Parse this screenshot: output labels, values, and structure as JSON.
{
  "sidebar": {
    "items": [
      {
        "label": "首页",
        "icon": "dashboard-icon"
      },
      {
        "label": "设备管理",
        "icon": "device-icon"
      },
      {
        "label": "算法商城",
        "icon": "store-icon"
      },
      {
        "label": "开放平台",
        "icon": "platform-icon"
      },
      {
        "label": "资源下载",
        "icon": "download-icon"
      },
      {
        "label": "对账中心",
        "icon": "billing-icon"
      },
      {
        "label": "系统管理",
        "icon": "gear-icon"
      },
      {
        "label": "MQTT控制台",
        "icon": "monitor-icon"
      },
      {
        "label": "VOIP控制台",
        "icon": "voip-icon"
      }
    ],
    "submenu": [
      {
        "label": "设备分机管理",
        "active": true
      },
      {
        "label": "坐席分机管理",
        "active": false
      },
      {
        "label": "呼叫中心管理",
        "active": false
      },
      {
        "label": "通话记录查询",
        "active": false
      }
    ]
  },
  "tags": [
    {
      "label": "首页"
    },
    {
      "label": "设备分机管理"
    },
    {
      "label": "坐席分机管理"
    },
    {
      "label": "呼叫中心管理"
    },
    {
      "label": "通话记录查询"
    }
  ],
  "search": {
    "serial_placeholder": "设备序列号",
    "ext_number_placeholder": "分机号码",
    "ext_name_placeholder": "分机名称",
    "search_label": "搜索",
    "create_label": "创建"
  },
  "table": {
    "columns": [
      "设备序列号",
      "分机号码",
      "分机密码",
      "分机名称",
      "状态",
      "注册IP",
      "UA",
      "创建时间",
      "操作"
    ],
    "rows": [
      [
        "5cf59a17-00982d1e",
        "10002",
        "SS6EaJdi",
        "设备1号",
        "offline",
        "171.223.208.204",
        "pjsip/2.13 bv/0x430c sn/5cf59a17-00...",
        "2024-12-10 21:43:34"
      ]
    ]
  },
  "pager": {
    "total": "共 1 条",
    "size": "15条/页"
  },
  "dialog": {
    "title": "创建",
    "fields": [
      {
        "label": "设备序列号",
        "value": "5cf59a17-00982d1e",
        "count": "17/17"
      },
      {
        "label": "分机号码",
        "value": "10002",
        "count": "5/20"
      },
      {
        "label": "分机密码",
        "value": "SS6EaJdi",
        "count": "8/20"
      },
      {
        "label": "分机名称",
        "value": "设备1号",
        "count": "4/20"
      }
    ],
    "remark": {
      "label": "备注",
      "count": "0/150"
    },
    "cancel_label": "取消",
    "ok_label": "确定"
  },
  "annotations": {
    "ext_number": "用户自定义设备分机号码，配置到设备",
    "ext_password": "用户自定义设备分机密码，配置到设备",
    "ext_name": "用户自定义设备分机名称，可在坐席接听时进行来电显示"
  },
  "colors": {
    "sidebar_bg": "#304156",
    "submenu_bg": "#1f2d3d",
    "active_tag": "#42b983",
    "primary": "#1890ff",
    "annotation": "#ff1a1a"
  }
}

------------------------------------------------------------------------

[Required task] Your task is to output all of the data above word for word.

[Written answer]
Parse this screenshot: output labels, values, and structure as JSON.
{
  "sidebar": {
    "items": [
      {
        "label": "首页",
        "icon": "dashboard-icon"
      },
      {
        "label": "设备管理",
        "icon": "device-icon"
      },
      {
        "label": "算法商城",
        "icon": "store-icon"
      },
      {
        "label": "开放平台",
        "icon": "platform-icon"
      },
      {
        "label": "资源下载",
        "icon": "download-icon"
      },
      {
        "label": "对账中心",
        "icon": "billing-icon"
      },
      {
        "label": "系统管理",
        "icon": "gear-icon"
      },
      {
        "label": "MQTT控制台",
        "icon": "monitor-icon"
      },
      {
        "label": "VOIP控制台",
        "icon": "voip-icon"
      }
    ],
    "submenu": [
      {
        "label": "设备分机管理",
        "active": true
      },
      {
        "label": "坐席分机管理",
        "active": false
      },
      {
        "label": "呼叫中心管理",
        "active": false
      },
      {
        "label": "通话记录查询",
        "active": false
      }
    ]
  },
  "tags": [
    {
      "label": "首页"
    },
    {
      "label": "设备分机管理"
    },
    {
      "label": "坐席分机管理"
    },
    {
      "label": "呼叫中心管理"
    },
    {
      "label": "通话记录查询"
    }
  ],
  "search": {
    "serial_placeholder": "设备序列号",
    "ext_number_placeholder": "分机号码",
    "ext_name_placeholder": "分机名称",
    "search_label": "搜索",
    "create_label": "创建"
  },
  "table": {
    "columns": [
      "设备序列号",
      "分机号码",
      "分机密码",
      "分机名称",
      "状态",
      "注册IP",
      "UA",
      "创建时间",
      "操作"
    ],
    "rows": [
      [
        "5cf59a17-00982d1e",
        "10002",
        "SS6EaJdi",
        "设备1号",
        "offline",
        "171.223.208.204",
        "pjsip/2.13 bv/0x430c sn/5cf59a17-00...",
        "2024-12-10 21:43:34"
      ]
    ]
  },
  "pager": {
    "total": "共 1 条",
    "size": "15条/页"
  },
  "dialog": {
    "title": "创建",
    "fields": [
      {
        "label": "设备序列号",
        "value": "5cf59a17-00982d1e",
        "count": "17/17"
      },
      {
        "label": "分机号码",
        "value": "10002",
        "count": "5/20"
      },
      {
        "label": "分机密码",
        "value": "SS6EaJdi",
        "count": "8/20"
      },
      {
        "label": "分机名称",
        "value": "设备1号",
        "count": "4/20"
      }
    ],
    "remark": {
      "label": "备注",
      "count": "0/150"
    },
    "cancel_label": "取消",
    "ok_label": "确定"
  },
  "annotations": {
    "ext_number": "用户自定义设备分机号码，配置到设备",
    "ext_password": "用户自定义设备分机密码，配置到设备",
    "ext_name": "用户自定义设备分机名称，可在坐席接听时进行来电显示"
  },
  "colors": {
    "sidebar_bg": "#304156",
    "submenu_bg": "#1f2d3d",
    "active_tag": "#42b983",
    "primary": "#1890ff",
    "annotation": "#ff1a1a"
  }
}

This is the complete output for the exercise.